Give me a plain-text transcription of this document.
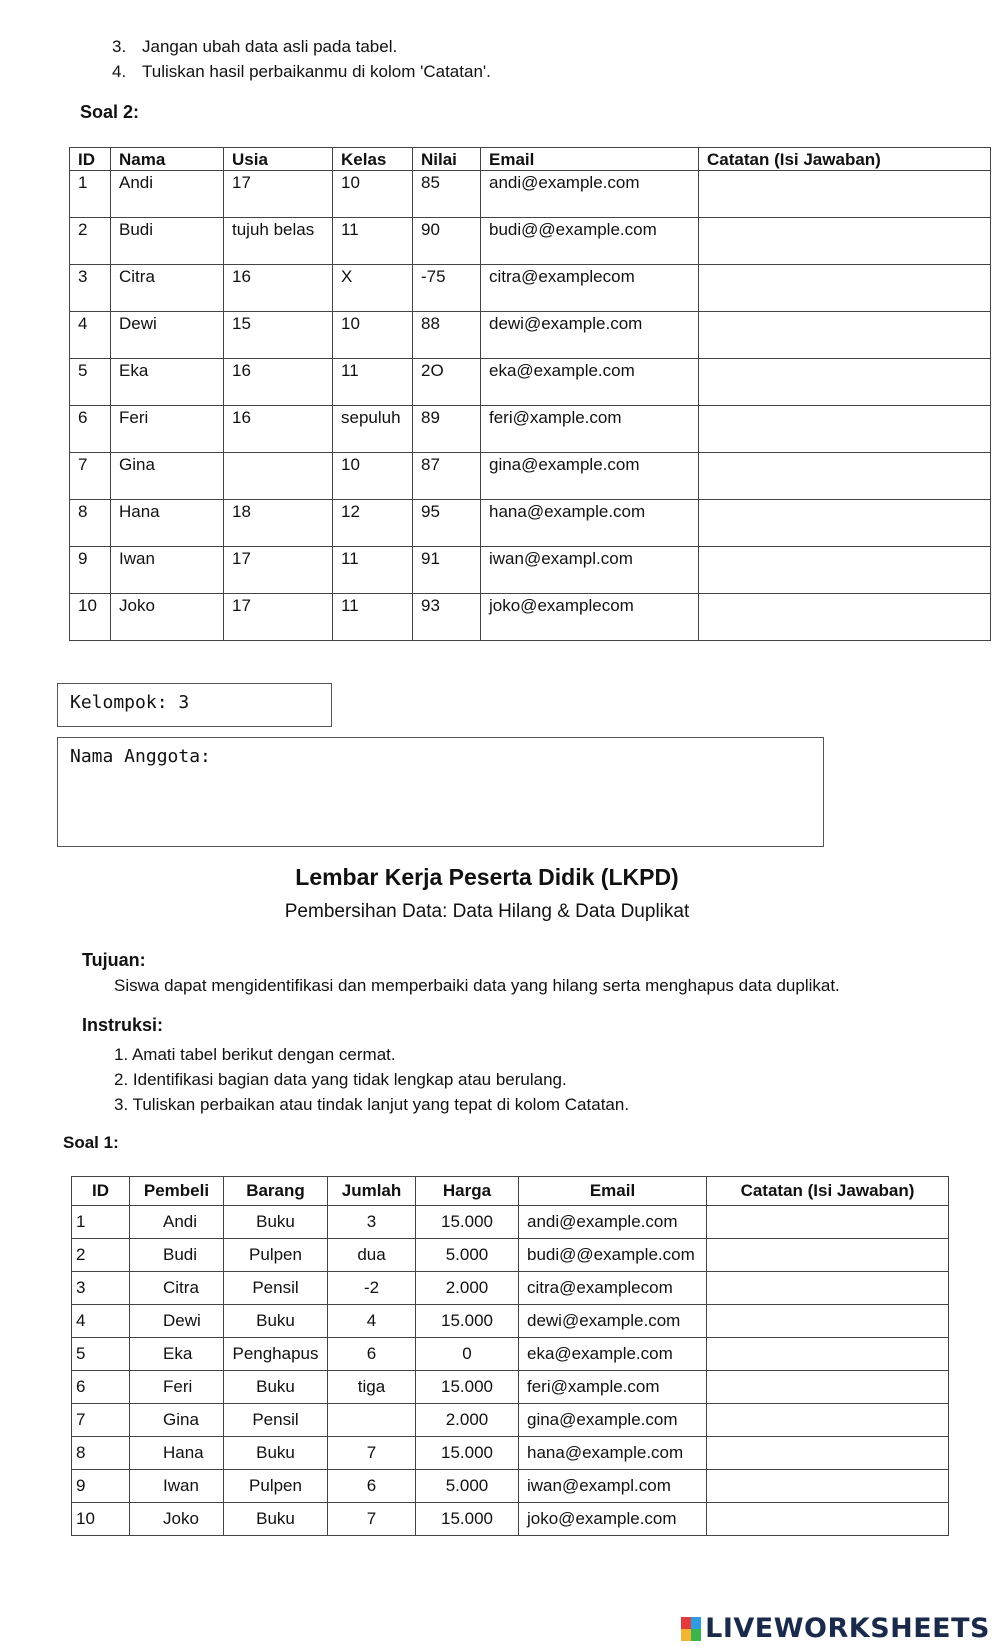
3. Jangan ubah data asli pada tabel.
4. Tuliskan hasil perbaikanmu di kolom 'Catatan'.
Soal 2:
ID	Nama	Usia	Kelas	Nilai	Email	Catatan (Isi Jawaban)
1	Andi	17	10	85	andi@example.com	
2	Budi	tujuh belas	11	90	budi@@example.com	
3	Citra	16	X	-75	citra@examplecom	
4	Dewi	15	10	88	dewi@example.com	
5	Eka	16	11	2O	eka@example.com	
6	Feri	16	sepuluh	89	feri@xample.com	
7	Gina		10	87	gina@example.com	
8	Hana	18	12	95	hana@example.com	
9	Iwan	17	11	91	iwan@exampl.com	
10	Joko	17	11	93	joko@examplecom	
Kelompok: 3
Nama Anggota:
Lembar Kerja Peserta Didik (LKPD)
Pembersihan Data: Data Hilang & Data Duplikat
Tujuan:
Siswa dapat mengidentifikasi dan memperbaiki data yang hilang serta menghapus data duplikat.
Instruksi:
1. Amati tabel berikut dengan cermat.
2. Identifikasi bagian data yang tidak lengkap atau berulang.
3. Tuliskan perbaikan atau tindak lanjut yang tepat di kolom Catatan.
Soal 1:
ID	Pembeli	Barang	Jumlah	Harga	Email	Catatan (Isi Jawaban)
1	Andi	Buku	3	15.000	andi@example.com	
2	Budi	Pulpen	dua	5.000	budi@@example.com	
3	Citra	Pensil	-2	2.000	citra@examplecom	
4	Dewi	Buku	4	15.000	dewi@example.com	
5	Eka	Penghapus	6	0	eka@example.com	
6	Feri	Buku	tiga	15.000	feri@xample.com	
7	Gina	Pensil		2.000	gina@example.com	
8	Hana	Buku	7	15.000	hana@example.com	
9	Iwan	Pulpen	6	5.000	iwan@exampl.com	
10	Joko	Buku	7	15.000	joko@example.com	
LIVEWORKSHEETS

_ _ _ _ _

Repeat the material above word for word and skip every image in it.

Correct output:
Give me a plain-text transcription of this document.
3. Jangan ubah data asli pada tabel.
4. Tuliskan hasil perbaikanmu di kolom 'Catatan'.
Soal 2:
ID	Nama	Usia	Kelas	Nilai	Email	Catatan (Isi Jawaban)
1	Andi	17	10	85	andi@example.com	
2	Budi	tujuh belas	11	90	budi@@example.com	
3	Citra	16	X	-75	citra@examplecom	
4	Dewi	15	10	88	dewi@example.com	
5	Eka	16	11	2O	eka@example.com	
6	Feri	16	sepuluh	89	feri@xample.com	
7	Gina		10	87	gina@example.com	
8	Hana	18	12	95	hana@example.com	
9	Iwan	17	11	91	iwan@exampl.com	
10	Joko	17	11	93	joko@examplecom	
Kelompok: 3
Nama Anggota:
Lembar Kerja Peserta Didik (LKPD)
Pembersihan Data: Data Hilang & Data Duplikat
Tujuan:
Siswa dapat mengidentifikasi dan memperbaiki data yang hilang serta menghapus data duplikat.
Instruksi:
1. Amati tabel berikut dengan cermat.
2. Identifikasi bagian data yang tidak lengkap atau berulang.
3. Tuliskan perbaikan atau tindak lanjut yang tepat di kolom Catatan.
Soal 1:
ID	Pembeli	Barang	Jumlah	Harga	Email	Catatan (Isi Jawaban)
1	Andi	Buku	3	15.000	andi@example.com	
2	Budi	Pulpen	dua	5.000	budi@@example.com	
3	Citra	Pensil	-2	2.000	citra@examplecom	
4	Dewi	Buku	4	15.000	dewi@example.com	
5	Eka	Penghapus	6	0	eka@example.com	
6	Feri	Buku	tiga	15.000	feri@xample.com	
7	Gina	Pensil		2.000	gina@example.com	
8	Hana	Buku	7	15.000	hana@example.com	
9	Iwan	Pulpen	6	5.000	iwan@exampl.com	
10	Joko	Buku	7	15.000	joko@example.com	
LIVEWORKSHEETS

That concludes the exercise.